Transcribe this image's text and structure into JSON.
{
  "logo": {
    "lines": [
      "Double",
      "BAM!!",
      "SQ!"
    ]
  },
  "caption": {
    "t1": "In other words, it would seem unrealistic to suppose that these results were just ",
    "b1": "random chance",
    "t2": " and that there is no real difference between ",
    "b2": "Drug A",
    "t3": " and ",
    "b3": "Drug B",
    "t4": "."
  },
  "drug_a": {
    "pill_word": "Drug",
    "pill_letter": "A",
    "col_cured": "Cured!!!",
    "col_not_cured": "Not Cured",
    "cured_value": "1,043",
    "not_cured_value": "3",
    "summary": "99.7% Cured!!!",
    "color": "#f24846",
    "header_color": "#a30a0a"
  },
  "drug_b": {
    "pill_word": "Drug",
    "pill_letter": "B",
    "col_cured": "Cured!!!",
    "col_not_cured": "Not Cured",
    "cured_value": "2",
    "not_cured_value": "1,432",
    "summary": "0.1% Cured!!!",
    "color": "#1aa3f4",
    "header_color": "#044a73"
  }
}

****

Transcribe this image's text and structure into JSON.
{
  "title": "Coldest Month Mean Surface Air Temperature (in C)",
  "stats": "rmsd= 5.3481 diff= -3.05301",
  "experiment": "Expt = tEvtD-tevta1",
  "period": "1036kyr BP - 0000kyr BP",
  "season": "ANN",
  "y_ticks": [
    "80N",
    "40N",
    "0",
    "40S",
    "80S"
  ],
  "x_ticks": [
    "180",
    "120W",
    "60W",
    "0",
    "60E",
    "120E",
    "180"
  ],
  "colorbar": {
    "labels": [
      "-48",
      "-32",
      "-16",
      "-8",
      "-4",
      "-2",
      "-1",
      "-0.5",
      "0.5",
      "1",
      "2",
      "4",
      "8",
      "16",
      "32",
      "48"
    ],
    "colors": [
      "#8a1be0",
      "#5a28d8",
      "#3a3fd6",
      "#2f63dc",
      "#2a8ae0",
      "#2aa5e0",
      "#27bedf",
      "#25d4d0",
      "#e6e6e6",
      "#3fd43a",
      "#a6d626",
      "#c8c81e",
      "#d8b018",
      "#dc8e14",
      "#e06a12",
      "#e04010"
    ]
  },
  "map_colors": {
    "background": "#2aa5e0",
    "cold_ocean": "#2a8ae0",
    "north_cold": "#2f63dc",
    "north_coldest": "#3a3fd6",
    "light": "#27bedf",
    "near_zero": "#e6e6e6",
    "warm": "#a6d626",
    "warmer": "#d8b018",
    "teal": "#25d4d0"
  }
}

****

EXERCISE AIM: Copy out each line of the data containing the string "that".

WRITTEN ANSWER:
    "t1": "In other words, it would seem unrealistic to suppose that these results were just ",
    "t2": " and that there is no real difference between ",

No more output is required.